Objective:
Please pull out the data below word for word, starting at its first line and stopping after the line that contains "marker <box>598 480 605 488</box>", with both of those lines included.

:::

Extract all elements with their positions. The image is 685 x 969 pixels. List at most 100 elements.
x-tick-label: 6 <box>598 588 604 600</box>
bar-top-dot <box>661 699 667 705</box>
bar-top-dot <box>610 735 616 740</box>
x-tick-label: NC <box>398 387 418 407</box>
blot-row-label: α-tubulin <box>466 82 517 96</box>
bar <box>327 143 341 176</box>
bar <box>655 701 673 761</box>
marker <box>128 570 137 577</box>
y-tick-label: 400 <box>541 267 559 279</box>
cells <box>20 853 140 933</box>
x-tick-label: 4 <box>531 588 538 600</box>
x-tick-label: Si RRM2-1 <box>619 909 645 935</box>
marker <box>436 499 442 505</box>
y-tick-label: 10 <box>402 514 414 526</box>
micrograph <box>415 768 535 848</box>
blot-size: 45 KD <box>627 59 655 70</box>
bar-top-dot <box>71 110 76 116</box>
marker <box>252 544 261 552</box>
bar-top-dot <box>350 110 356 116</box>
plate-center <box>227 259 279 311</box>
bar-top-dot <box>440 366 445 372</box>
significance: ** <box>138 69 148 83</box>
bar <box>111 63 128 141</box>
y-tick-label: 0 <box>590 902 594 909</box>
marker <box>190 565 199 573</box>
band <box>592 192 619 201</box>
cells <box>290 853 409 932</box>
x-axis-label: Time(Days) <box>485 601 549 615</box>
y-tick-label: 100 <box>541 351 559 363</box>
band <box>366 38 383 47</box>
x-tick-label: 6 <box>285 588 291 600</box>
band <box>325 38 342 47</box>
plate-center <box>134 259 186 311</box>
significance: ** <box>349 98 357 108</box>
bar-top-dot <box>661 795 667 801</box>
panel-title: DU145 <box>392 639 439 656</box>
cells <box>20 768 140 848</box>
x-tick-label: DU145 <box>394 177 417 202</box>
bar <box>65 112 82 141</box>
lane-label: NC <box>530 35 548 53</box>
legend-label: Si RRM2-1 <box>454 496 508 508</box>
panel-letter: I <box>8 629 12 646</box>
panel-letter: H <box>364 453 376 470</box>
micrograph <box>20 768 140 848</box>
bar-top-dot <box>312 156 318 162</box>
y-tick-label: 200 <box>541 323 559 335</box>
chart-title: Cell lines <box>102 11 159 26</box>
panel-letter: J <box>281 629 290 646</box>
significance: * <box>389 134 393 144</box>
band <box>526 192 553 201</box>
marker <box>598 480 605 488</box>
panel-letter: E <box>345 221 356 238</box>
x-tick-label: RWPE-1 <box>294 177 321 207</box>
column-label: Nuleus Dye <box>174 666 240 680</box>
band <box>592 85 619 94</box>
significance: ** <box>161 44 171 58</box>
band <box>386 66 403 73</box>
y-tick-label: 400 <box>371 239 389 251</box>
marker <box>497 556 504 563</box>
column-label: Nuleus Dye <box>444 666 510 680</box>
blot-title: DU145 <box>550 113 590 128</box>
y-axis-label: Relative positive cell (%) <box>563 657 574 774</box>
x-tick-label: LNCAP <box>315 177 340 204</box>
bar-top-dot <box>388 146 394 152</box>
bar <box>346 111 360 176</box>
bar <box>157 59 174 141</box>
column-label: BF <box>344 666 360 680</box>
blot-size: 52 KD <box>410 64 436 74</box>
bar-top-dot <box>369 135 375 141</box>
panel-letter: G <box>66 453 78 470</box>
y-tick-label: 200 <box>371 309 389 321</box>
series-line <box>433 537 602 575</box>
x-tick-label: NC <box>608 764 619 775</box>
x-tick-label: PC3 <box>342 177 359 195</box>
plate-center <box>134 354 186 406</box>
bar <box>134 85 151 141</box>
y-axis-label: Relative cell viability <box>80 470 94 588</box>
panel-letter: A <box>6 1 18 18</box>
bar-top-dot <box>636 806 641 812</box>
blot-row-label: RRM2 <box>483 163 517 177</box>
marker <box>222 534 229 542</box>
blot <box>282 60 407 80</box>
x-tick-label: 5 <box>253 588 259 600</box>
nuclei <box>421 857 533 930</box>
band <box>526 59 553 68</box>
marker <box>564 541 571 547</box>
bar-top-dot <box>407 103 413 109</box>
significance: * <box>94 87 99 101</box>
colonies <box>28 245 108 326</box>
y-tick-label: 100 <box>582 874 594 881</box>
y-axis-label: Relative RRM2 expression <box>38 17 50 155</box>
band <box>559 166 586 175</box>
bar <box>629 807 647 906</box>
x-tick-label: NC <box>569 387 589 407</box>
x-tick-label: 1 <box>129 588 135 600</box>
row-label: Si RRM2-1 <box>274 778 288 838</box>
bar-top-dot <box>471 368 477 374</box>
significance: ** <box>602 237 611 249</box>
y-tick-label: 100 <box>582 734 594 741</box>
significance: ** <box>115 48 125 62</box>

:::

Solved exercise:
Extract all elements with their positions. The image is 685 x 969 pixels. List at most 100 elements.
x-tick-label: 6 <box>598 588 604 600</box>
bar-top-dot <box>661 699 667 705</box>
bar-top-dot <box>610 735 616 740</box>
x-tick-label: NC <box>398 387 418 407</box>
blot-row-label: α-tubulin <box>466 82 517 96</box>
bar <box>327 143 341 176</box>
bar <box>655 701 673 761</box>
marker <box>128 570 137 577</box>
y-tick-label: 400 <box>541 267 559 279</box>
cells <box>20 853 140 933</box>
x-tick-label: 4 <box>531 588 538 600</box>
x-tick-label: Si RRM2-1 <box>619 909 645 935</box>
marker <box>436 499 442 505</box>
y-tick-label: 10 <box>402 514 414 526</box>
micrograph <box>415 768 535 848</box>
blot-size: 45 KD <box>627 59 655 70</box>
bar-top-dot <box>71 110 76 116</box>
marker <box>252 544 261 552</box>
bar-top-dot <box>350 110 356 116</box>
plate-center <box>227 259 279 311</box>
bar-top-dot <box>440 366 445 372</box>
significance: ** <box>138 69 148 83</box>
bar <box>111 63 128 141</box>
y-tick-label: 0 <box>590 902 594 909</box>
marker <box>190 565 199 573</box>
band <box>592 192 619 201</box>
cells <box>290 853 409 932</box>
x-axis-label: Time(Days) <box>485 601 549 615</box>
y-tick-label: 100 <box>541 351 559 363</box>
band <box>366 38 383 47</box>
x-tick-label: 6 <box>285 588 291 600</box>
band <box>325 38 342 47</box>
plate-center <box>134 259 186 311</box>
significance: ** <box>349 98 357 108</box>
bar-top-dot <box>661 795 667 801</box>
panel-title: DU145 <box>392 639 439 656</box>
cells <box>20 768 140 848</box>
x-tick-label: DU145 <box>394 177 417 202</box>
bar <box>65 112 82 141</box>
lane-label: NC <box>530 35 548 53</box>
legend-label: Si RRM2-1 <box>454 496 508 508</box>
panel-letter: I <box>8 629 12 646</box>
panel-letter: H <box>364 453 376 470</box>
micrograph <box>20 768 140 848</box>
bar-top-dot <box>312 156 318 162</box>
y-tick-label: 200 <box>541 323 559 335</box>
chart-title: Cell lines <box>102 11 159 26</box>
panel-letter: J <box>281 629 290 646</box>
significance: * <box>389 134 393 144</box>
band <box>526 192 553 201</box>
marker <box>598 480 605 488</box>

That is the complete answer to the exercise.